Written task:
Provide a single number: the count of lines containing the string "positive".

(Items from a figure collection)

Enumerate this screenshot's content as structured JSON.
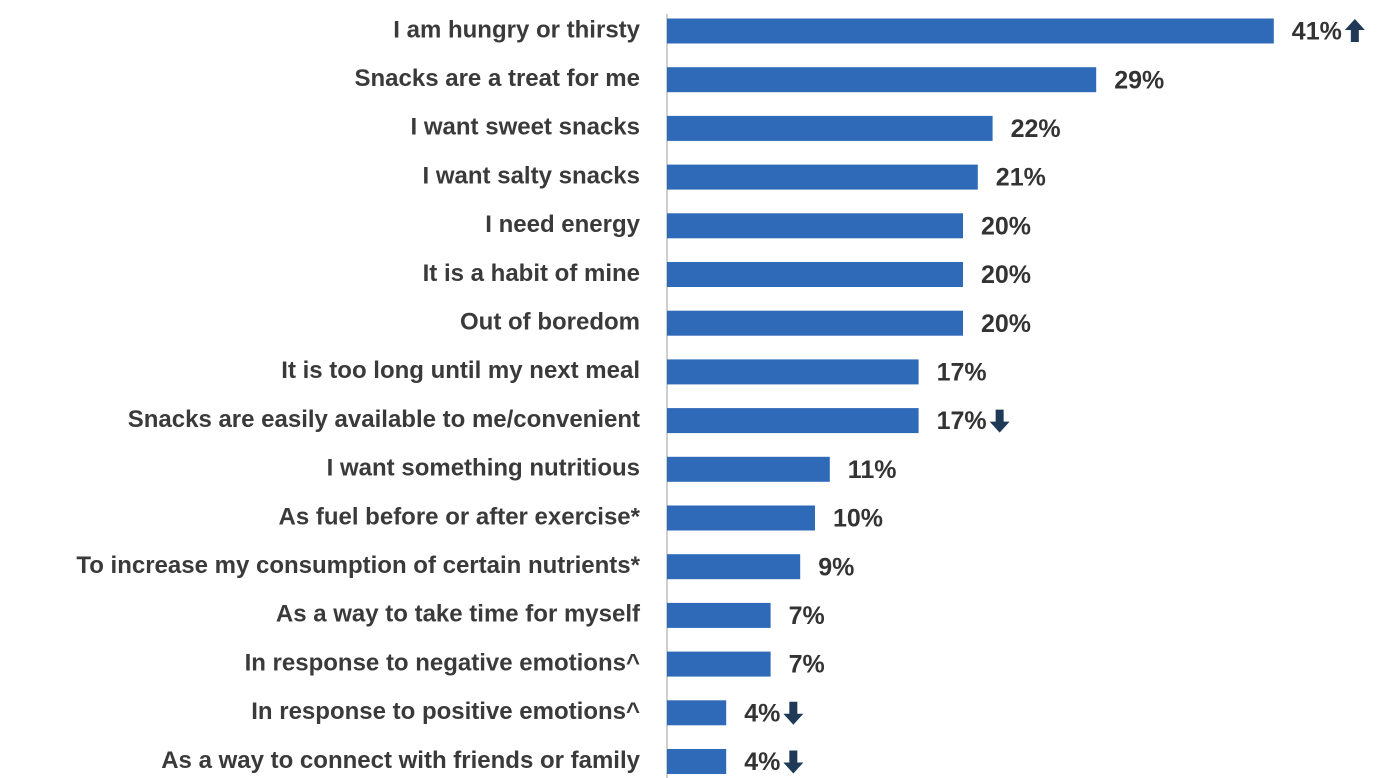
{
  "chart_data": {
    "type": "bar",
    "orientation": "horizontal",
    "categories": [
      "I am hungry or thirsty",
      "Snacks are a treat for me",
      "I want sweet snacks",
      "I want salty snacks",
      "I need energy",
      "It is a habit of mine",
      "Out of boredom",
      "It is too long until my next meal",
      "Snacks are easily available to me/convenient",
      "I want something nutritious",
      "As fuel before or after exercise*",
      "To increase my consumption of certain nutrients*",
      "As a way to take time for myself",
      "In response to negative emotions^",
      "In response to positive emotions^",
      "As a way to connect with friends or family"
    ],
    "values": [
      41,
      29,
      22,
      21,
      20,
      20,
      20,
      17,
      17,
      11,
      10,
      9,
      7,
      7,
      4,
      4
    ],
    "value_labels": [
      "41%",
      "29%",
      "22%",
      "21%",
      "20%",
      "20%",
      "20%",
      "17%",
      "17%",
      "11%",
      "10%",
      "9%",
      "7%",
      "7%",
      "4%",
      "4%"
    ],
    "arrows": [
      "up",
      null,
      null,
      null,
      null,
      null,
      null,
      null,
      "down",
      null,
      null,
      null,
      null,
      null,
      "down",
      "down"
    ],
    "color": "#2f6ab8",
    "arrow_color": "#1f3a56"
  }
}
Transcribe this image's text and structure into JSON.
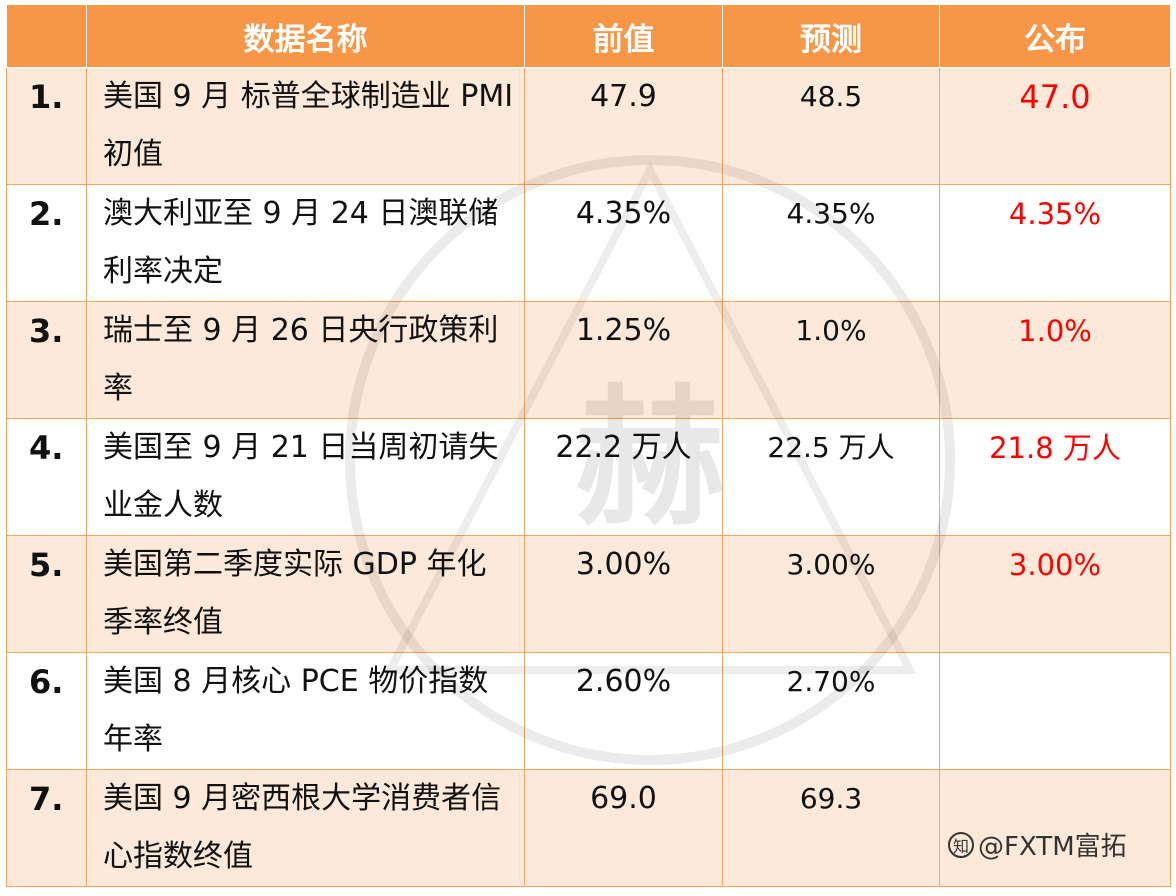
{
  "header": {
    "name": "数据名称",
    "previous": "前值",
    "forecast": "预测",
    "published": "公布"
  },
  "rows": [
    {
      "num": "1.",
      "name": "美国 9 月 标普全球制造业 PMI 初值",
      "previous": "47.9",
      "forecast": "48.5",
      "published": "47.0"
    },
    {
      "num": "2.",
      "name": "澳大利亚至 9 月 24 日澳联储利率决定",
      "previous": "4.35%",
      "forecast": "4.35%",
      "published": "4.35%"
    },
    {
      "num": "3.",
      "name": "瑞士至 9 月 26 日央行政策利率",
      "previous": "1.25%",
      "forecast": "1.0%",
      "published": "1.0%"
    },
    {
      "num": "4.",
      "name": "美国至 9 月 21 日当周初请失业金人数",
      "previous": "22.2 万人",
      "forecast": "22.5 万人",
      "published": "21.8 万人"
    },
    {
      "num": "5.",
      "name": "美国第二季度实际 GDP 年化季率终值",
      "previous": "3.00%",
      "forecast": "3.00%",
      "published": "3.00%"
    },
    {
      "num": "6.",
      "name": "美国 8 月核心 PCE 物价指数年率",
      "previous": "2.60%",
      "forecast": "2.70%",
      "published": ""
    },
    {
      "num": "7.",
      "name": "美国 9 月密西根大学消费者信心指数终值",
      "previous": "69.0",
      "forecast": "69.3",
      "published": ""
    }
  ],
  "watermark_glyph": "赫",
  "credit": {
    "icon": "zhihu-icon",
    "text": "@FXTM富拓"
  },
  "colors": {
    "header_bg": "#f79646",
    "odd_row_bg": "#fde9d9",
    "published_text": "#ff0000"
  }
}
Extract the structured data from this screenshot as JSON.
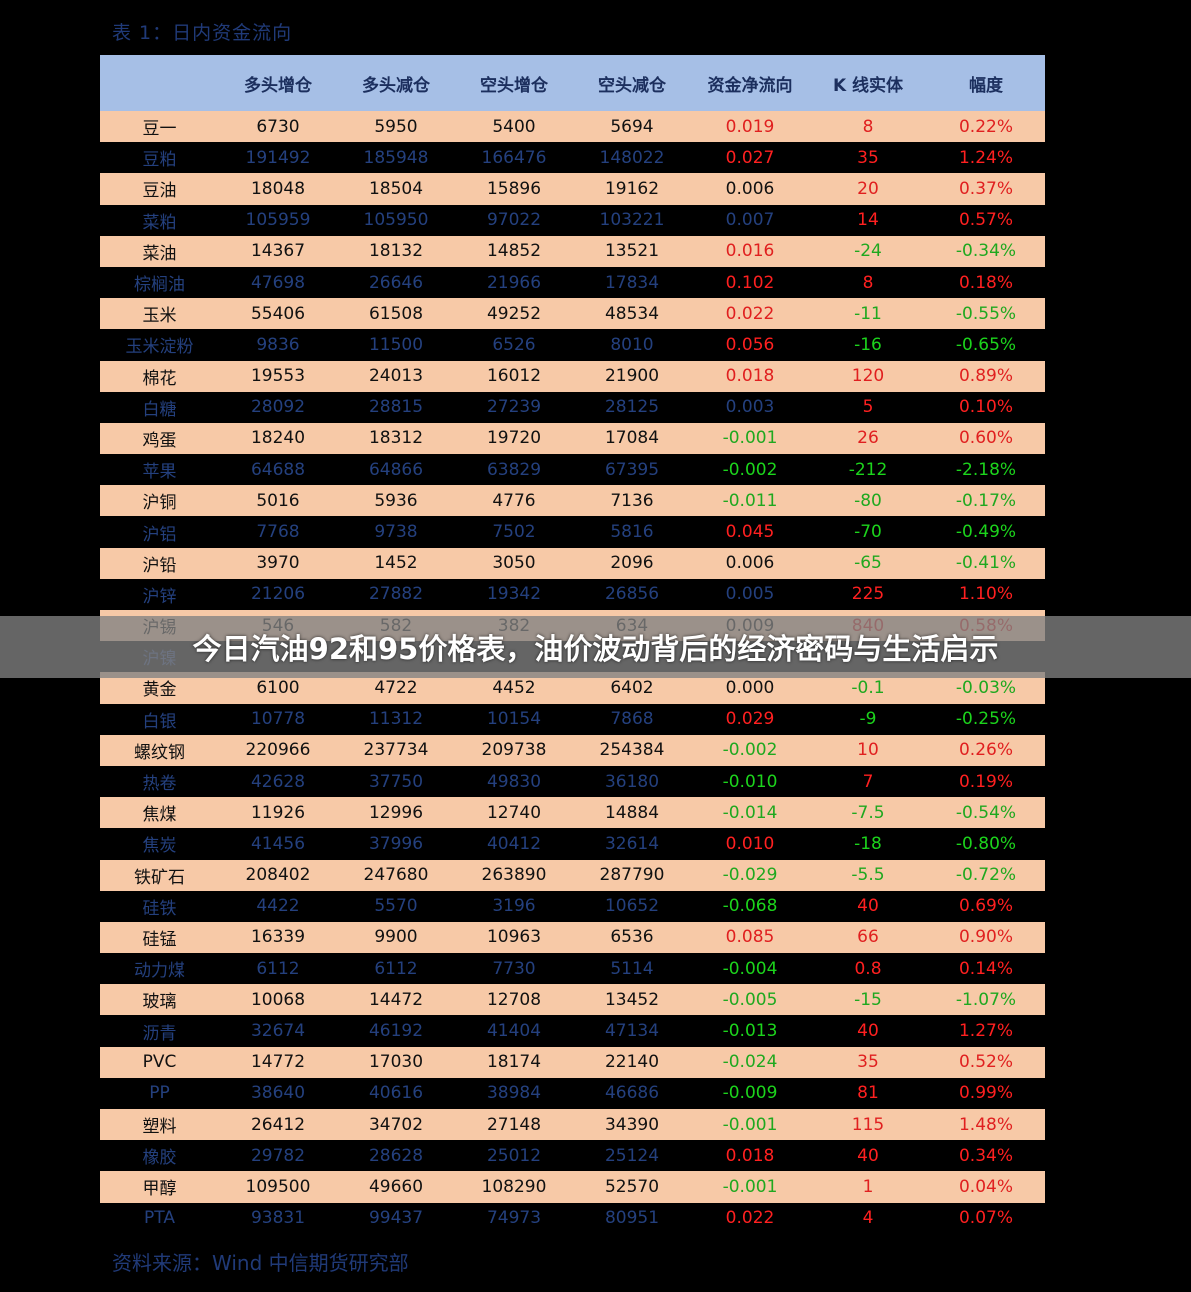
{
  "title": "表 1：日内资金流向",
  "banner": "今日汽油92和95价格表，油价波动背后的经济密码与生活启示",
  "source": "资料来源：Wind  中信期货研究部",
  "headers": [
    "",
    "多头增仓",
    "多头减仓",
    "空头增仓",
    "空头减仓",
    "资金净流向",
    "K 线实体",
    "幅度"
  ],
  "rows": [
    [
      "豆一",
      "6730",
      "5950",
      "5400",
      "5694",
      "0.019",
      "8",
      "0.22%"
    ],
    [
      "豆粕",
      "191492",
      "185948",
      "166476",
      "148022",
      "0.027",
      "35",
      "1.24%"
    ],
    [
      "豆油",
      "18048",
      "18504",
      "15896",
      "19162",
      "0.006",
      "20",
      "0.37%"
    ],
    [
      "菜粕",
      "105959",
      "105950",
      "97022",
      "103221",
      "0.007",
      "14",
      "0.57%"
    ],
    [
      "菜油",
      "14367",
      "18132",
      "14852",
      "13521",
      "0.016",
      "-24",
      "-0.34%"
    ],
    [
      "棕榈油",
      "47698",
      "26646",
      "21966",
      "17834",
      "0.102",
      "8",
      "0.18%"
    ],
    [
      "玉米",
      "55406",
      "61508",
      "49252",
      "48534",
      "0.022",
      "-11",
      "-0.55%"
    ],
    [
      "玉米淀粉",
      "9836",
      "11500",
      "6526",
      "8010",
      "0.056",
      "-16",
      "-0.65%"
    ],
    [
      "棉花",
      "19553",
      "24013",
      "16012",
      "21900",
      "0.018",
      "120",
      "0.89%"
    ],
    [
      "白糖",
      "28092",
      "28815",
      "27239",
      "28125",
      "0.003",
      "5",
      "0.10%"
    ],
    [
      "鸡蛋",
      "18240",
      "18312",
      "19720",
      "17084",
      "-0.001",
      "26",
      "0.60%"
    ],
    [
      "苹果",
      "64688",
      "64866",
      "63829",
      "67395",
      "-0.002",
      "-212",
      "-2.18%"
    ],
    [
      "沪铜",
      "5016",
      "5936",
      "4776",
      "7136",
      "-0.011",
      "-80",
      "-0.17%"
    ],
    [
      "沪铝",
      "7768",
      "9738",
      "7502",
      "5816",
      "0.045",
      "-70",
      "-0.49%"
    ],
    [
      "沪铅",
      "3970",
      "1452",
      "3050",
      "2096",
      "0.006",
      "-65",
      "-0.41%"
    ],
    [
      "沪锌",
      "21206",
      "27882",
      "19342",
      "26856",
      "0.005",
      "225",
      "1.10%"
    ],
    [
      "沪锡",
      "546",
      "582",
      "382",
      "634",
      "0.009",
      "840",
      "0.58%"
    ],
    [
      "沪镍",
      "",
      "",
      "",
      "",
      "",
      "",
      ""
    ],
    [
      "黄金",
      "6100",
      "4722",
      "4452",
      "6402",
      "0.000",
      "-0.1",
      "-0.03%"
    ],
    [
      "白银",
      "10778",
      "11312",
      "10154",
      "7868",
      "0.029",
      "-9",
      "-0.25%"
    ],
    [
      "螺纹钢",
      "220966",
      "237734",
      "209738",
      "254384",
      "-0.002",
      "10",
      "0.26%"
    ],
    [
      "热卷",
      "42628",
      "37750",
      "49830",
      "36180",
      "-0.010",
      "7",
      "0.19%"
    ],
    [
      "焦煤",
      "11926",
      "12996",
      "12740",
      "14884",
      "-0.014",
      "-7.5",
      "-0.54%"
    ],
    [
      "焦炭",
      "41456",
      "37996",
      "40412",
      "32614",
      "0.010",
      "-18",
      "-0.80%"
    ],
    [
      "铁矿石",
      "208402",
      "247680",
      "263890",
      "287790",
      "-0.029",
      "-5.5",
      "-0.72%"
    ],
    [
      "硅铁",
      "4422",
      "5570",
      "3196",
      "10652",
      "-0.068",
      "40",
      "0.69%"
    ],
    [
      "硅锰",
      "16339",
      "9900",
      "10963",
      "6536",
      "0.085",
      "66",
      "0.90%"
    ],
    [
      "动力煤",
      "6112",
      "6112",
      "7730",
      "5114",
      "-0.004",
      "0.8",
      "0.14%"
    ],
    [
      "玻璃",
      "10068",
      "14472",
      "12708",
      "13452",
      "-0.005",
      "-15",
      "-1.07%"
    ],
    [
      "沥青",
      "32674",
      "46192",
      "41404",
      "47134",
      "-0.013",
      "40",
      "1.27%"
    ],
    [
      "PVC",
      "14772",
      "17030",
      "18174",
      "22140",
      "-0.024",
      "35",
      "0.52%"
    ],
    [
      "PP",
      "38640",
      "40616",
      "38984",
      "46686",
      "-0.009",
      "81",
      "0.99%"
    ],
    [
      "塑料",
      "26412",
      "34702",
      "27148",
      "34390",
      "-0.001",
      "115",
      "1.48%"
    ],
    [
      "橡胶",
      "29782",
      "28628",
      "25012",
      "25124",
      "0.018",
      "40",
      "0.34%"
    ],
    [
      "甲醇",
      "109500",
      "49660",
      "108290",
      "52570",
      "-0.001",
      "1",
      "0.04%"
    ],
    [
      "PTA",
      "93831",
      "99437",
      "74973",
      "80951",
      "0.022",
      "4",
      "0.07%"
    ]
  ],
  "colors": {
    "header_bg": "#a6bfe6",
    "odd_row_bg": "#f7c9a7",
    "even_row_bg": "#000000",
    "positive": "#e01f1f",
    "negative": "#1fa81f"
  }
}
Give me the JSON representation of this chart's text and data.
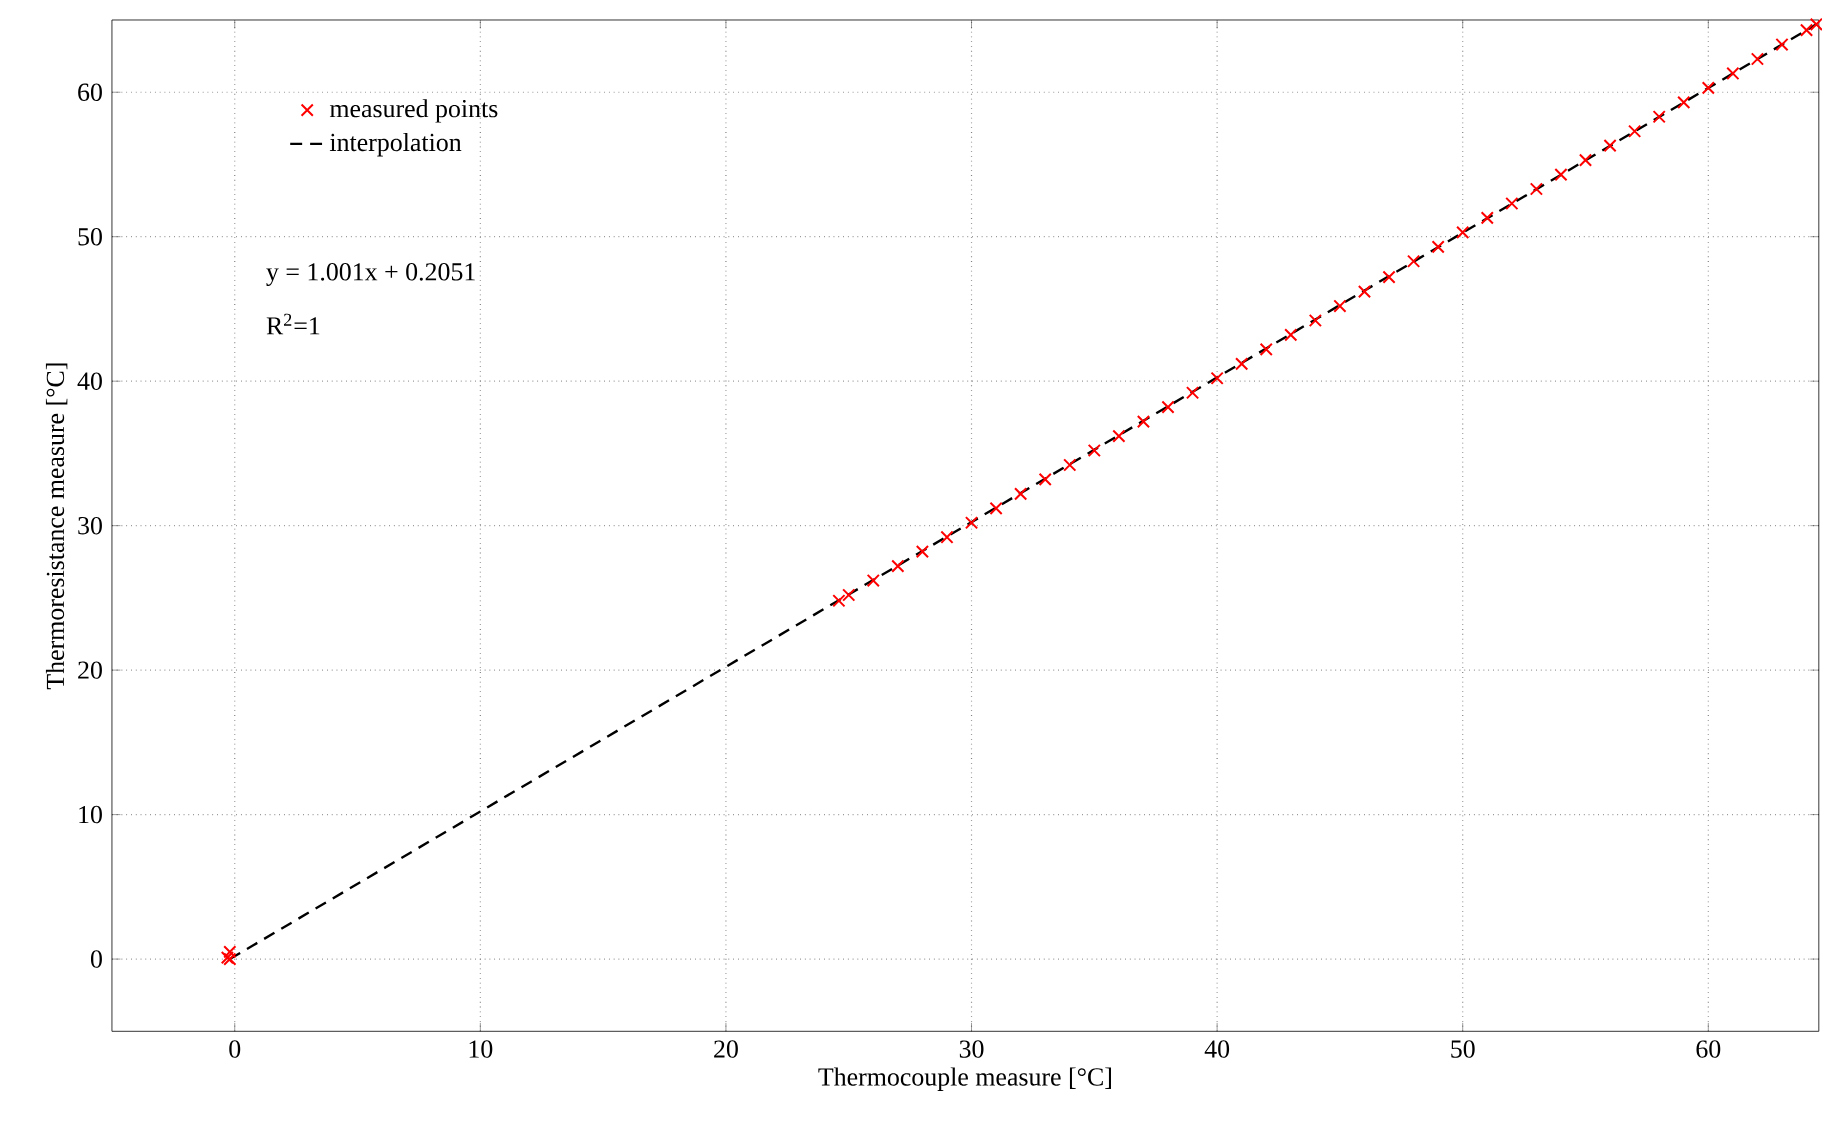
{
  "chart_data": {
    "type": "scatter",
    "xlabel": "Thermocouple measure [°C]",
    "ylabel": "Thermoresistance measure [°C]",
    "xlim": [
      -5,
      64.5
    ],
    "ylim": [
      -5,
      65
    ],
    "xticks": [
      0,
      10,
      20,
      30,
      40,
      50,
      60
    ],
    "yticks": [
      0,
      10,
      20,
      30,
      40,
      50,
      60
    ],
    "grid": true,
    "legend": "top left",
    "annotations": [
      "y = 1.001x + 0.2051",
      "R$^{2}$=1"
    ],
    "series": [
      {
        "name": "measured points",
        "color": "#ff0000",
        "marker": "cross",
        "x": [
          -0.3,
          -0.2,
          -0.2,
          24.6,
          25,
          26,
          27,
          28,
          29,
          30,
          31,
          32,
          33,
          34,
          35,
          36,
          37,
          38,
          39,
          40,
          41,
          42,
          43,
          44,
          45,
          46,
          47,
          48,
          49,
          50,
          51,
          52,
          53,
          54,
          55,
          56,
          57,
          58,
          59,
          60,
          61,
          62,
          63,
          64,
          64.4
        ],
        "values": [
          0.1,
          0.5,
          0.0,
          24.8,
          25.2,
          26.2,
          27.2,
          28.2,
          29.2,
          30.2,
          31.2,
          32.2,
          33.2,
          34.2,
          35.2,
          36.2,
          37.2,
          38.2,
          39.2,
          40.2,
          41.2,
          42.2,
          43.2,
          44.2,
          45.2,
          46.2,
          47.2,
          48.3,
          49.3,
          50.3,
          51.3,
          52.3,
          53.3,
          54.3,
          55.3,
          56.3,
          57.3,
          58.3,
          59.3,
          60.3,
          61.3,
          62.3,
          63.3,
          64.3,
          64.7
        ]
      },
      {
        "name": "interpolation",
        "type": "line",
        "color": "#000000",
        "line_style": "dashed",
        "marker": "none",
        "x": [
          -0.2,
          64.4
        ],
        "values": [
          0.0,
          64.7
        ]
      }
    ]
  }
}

Solution for this task:
2